[WHAT TO PRODUCE] The entries below should be transcribed in their entirety, exactly as written.

[Records contained in a dataset]
--- start ---

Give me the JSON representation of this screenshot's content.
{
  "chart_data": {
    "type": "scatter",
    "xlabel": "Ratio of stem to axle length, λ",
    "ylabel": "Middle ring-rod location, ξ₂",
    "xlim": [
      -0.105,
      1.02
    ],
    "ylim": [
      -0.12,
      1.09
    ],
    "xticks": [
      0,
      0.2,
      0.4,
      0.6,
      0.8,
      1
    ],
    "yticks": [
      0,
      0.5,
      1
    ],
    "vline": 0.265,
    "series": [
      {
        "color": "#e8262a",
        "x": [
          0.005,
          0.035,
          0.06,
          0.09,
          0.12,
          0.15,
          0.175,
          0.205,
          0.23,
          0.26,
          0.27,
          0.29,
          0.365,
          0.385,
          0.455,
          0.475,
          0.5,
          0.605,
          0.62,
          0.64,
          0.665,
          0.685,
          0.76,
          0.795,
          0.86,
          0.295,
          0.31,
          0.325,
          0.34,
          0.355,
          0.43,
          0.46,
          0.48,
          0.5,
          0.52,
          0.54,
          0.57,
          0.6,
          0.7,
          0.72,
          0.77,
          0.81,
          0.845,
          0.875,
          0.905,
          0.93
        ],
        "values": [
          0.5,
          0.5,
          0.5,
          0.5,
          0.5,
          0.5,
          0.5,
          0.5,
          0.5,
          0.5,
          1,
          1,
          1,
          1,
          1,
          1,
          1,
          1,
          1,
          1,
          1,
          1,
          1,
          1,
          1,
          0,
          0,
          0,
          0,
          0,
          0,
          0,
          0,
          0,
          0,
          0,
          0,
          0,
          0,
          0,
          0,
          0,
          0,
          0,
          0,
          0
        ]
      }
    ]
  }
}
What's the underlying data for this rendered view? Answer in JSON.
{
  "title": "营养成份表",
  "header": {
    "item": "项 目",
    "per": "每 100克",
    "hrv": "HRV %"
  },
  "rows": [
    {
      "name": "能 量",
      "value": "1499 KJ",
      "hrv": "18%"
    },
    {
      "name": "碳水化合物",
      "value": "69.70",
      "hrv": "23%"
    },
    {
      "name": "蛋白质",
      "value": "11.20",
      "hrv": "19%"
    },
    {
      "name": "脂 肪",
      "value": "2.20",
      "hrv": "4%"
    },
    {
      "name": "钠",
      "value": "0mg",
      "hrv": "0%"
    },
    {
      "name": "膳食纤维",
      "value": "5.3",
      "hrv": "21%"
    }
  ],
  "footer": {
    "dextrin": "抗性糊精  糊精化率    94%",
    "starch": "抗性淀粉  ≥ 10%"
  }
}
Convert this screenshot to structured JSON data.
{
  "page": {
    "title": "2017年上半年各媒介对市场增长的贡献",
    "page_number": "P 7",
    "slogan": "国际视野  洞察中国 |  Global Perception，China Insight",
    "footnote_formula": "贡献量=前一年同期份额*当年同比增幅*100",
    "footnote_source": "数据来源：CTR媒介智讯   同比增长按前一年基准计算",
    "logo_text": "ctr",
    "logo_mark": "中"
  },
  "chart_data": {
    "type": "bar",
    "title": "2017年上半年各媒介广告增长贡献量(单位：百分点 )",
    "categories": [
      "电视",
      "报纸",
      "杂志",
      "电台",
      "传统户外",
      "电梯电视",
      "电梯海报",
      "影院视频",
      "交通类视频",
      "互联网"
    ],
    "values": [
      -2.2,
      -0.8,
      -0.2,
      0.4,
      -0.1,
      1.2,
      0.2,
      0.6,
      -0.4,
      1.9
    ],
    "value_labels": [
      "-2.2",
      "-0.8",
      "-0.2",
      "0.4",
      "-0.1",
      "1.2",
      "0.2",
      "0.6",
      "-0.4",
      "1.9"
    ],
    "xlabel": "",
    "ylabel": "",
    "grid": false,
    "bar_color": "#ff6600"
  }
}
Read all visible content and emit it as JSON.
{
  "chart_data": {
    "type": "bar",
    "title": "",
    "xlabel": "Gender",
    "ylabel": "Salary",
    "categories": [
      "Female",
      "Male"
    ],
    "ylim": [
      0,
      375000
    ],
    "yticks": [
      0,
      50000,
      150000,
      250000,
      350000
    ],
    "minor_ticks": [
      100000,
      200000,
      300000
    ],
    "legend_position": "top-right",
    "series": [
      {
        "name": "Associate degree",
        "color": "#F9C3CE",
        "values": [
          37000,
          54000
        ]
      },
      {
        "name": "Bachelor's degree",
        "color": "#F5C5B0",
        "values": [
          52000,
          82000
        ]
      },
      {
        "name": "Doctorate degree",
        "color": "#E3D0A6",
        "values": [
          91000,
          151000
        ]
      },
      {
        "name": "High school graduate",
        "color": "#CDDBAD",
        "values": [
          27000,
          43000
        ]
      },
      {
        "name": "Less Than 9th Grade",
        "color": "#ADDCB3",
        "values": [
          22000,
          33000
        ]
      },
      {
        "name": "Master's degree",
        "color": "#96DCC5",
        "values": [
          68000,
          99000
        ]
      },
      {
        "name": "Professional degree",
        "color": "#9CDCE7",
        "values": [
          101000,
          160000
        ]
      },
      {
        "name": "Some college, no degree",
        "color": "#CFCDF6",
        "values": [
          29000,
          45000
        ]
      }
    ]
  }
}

--- end ---

[WRITTEN ANSWER]
Give me the JSON representation of this screenshot's content.
{
  "chart_data": {
    "type": "scatter",
    "xlabel": "Ratio of stem to axle length, λ",
    "ylabel": "Middle ring-rod location, ξ₂",
    "xlim": [
      -0.105,
      1.02
    ],
    "ylim": [
      -0.12,
      1.09
    ],
    "xticks": [
      0,
      0.2,
      0.4,
      0.6,
      0.8,
      1
    ],
    "yticks": [
      0,
      0.5,
      1
    ],
    "vline": 0.265,
    "series": [
      {
        "color": "#e8262a",
        "x": [
          0.005,
          0.035,
          0.06,
          0.09,
          0.12,
          0.15,
          0.175,
          0.205,
          0.23,
          0.26,
          0.27,
          0.29,
          0.365,
          0.385,
          0.455,
          0.475,
          0.5,
          0.605,
          0.62,
          0.64,
          0.665,
          0.685,
          0.76,
          0.795,
          0.86,
          0.295,
          0.31,
          0.325,
          0.34,
          0.355,
          0.43,
          0.46,
          0.48,
          0.5,
          0.52,
          0.54,
          0.57,
          0.6,
          0.7,
          0.72,
          0.77,
          0.81,
          0.845,
          0.875,
          0.905,
          0.93
        ],
        "values": [
          0.5,
          0.5,
          0.5,
          0.5,
          0.5,
          0.5,
          0.5,
          0.5,
          0.5,
          0.5,
          1,
          1,
          1,
          1,
          1,
          1,
          1,
          1,
          1,
          1,
          1,
          1,
          1,
          1,
          1,
          0,
          0,
          0,
          0,
          0,
          0,
          0,
          0,
          0,
          0,
          0,
          0,
          0,
          0,
          0,
          0,
          0,
          0,
          0,
          0,
          0
        ]
      }
    ]
  }
}
What's the underlying data for this rendered view? Answer in JSON.
{
  "title": "营养成份表",
  "header": {
    "item": "项 目",
    "per": "每 100克",
    "hrv": "HRV %"
  },
  "rows": [
    {
      "name": "能 量",
      "value": "1499 KJ",
      "hrv": "18%"
    },
    {
      "name": "碳水化合物",
      "value": "69.70",
      "hrv": "23%"
    },
    {
      "name": "蛋白质",
      "value": "11.20",
      "hrv": "19%"
    },
    {
      "name": "脂 肪",
      "value": "2.20",
      "hrv": "4%"
    },
    {
      "name": "钠",
      "value": "0mg",
      "hrv": "0%"
    },
    {
      "name": "膳食纤维",
      "value": "5.3",
      "hrv": "21%"
    }
  ],
  "footer": {
    "dextrin": "抗性糊精  糊精化率    94%",
    "starch": "抗性淀粉  ≥ 10%"
  }
}
Convert this screenshot to structured JSON data.
{
  "page": {
    "title": "2017年上半年各媒介对市场增长的贡献",
    "page_number": "P 7",
    "slogan": "国际视野  洞察中国 |  Global Perception，China Insight",
    "footnote_formula": "贡献量=前一年同期份额*当年同比增幅*100",
    "footnote_source": "数据来源：CTR媒介智讯   同比增长按前一年基准计算",
    "logo_text": "ctr",
    "logo_mark": "中"
  },
  "chart_data": {
    "type": "bar",
    "title": "2017年上半年各媒介广告增长贡献量(单位：百分点 )",
    "categories": [
      "电视",
      "报纸",
      "杂志",
      "电台",
      "传统户外",
      "电梯电视",
      "电梯海报",
      "影院视频",
      "交通类视频",
      "互联网"
    ],
    "values": [
      -2.2,
      -0.8,
      -0.2,
      0.4,
      -0.1,
      1.2,
      0.2,
      0.6,
      -0.4,
      1.9
    ],
    "value_labels": [
      "-2.2",
      "-0.8",
      "-0.2",
      "0.4",
      "-0.1",
      "1.2",
      "0.2",
      "0.6",
      "-0.4",
      "1.9"
    ],
    "xlabel": "",
    "ylabel": "",
    "grid": false,
    "bar_color": "#ff6600"
  }
}
Read all visible content and emit it as JSON.
{
  "chart_data": {
    "type": "bar",
    "title": "",
    "xlabel": "Gender",
    "ylabel": "Salary",
    "categories": [
      "Female",
      "Male"
    ],
    "ylim": [
      0,
      375000
    ],
    "yticks": [
      0,
      50000,
      150000,
      250000,
      350000
    ],
    "minor_ticks": [
      100000,
      200000,
      300000
    ],
    "legend_position": "top-right",
    "series": [
      {
        "name": "Associate degree",
        "color": "#F9C3CE",
        "values": [
          37000,
          54000
        ]
      },
      {
        "name": "Bachelor's degree",
        "color": "#F5C5B0",
        "values": [
          52000,
          82000
        ]
      },
      {
        "name": "Doctorate degree",
        "color": "#E3D0A6",
        "values": [
          91000,
          151000
        ]
      },
      {
        "name": "High school graduate",
        "color": "#CDDBAD",
        "values": [
          27000,
          43000
        ]
      },
      {
        "name": "Less Than 9th Grade",
        "color": "#ADDCB3",
        "values": [
          22000,
          33000
        ]
      },
      {
        "name": "Master's degree",
        "color": "#96DCC5",
        "values": [
          68000,
          99000
        ]
      },
      {
        "name": "Professional degree",
        "color": "#9CDCE7",
        "values": [
          101000,
          160000
        ]
      },
      {
        "name": "Some college, no degree",
        "color": "#CFCDF6",
        "values": [
          29000,
          45000
        ]
      }
    ]
  }
}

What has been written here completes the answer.